(Supplied records)

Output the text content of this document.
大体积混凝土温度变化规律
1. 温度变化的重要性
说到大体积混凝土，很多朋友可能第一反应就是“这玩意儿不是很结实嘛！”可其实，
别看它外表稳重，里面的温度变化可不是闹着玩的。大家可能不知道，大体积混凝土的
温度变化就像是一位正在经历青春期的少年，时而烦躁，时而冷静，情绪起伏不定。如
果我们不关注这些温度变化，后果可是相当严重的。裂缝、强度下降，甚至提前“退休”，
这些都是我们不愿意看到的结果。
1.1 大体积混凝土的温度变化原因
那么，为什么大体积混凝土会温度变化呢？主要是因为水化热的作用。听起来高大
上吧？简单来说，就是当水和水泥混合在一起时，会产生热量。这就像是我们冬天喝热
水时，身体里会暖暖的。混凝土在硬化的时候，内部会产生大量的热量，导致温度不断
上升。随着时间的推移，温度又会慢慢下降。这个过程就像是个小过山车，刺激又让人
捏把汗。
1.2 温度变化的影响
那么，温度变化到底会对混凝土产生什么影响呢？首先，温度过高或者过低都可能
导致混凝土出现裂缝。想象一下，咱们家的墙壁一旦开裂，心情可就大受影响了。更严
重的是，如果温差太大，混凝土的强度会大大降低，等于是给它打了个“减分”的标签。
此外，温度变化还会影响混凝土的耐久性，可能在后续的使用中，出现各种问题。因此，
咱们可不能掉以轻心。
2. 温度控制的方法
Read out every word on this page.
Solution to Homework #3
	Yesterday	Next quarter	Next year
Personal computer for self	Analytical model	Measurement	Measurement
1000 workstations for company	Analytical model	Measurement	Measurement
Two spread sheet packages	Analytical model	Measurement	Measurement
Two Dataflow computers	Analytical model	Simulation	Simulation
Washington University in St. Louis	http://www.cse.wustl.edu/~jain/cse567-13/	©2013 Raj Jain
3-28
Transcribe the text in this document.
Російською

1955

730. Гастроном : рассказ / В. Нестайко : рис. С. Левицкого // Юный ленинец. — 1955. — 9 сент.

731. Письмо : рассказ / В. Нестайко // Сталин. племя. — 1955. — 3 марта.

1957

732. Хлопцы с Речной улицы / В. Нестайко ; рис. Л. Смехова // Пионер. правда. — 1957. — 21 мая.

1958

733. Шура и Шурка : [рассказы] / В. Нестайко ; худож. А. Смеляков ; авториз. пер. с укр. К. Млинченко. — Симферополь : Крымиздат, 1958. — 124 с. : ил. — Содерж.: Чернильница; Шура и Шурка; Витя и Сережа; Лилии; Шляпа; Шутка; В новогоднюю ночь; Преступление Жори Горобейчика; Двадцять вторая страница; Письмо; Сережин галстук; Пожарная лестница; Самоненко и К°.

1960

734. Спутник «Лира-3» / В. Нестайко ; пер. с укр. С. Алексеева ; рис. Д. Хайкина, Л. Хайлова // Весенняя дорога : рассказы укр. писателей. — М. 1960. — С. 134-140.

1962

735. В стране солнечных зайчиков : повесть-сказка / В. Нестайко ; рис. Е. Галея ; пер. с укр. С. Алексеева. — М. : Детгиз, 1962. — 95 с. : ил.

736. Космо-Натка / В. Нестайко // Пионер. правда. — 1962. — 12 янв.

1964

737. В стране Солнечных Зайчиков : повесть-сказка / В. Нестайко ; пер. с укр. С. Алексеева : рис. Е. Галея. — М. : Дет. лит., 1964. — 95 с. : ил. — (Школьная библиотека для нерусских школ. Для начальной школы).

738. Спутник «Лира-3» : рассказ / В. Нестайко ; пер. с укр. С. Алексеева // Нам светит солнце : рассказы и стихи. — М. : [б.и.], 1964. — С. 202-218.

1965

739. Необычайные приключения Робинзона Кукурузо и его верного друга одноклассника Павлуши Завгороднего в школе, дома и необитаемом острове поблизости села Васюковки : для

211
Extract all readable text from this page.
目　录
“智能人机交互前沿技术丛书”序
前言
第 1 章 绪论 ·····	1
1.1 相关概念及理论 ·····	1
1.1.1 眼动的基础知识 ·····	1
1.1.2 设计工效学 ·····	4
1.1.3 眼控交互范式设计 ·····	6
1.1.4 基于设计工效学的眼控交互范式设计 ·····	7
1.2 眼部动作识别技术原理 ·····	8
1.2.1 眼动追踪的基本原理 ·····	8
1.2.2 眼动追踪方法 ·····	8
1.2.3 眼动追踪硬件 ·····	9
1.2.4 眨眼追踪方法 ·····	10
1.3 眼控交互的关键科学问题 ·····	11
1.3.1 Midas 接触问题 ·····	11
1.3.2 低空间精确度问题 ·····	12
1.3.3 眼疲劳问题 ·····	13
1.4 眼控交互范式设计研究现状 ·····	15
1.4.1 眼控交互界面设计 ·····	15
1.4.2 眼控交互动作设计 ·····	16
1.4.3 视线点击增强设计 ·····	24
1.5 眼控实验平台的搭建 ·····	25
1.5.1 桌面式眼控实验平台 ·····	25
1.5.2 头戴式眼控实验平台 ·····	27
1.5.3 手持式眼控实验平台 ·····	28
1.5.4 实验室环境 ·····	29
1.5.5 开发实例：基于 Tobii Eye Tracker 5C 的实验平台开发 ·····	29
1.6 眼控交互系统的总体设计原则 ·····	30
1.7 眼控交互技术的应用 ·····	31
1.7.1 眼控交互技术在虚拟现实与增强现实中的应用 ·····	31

(Your instructions)
For the listing above, identify each line bearing "сказка".

(Result for this exercise)
735. В стране солнечных зайчиков : повесть-сказка / В. Нестайко ; рис. Е. Галея ; пер. с укр. С. Алексеева. — М. : Детгиз, 1962. — 95 с. : ил.
737. В стране Солнечных Зайчиков : повесть-сказка / В. Нестайко ; пер. с укр. С. Алексеева : рис. Е. Галея. — М. : Дет. лит., 1964. — 95 с. : ил. — (Школьная библиотека для нерусских школ. Для начальной школы).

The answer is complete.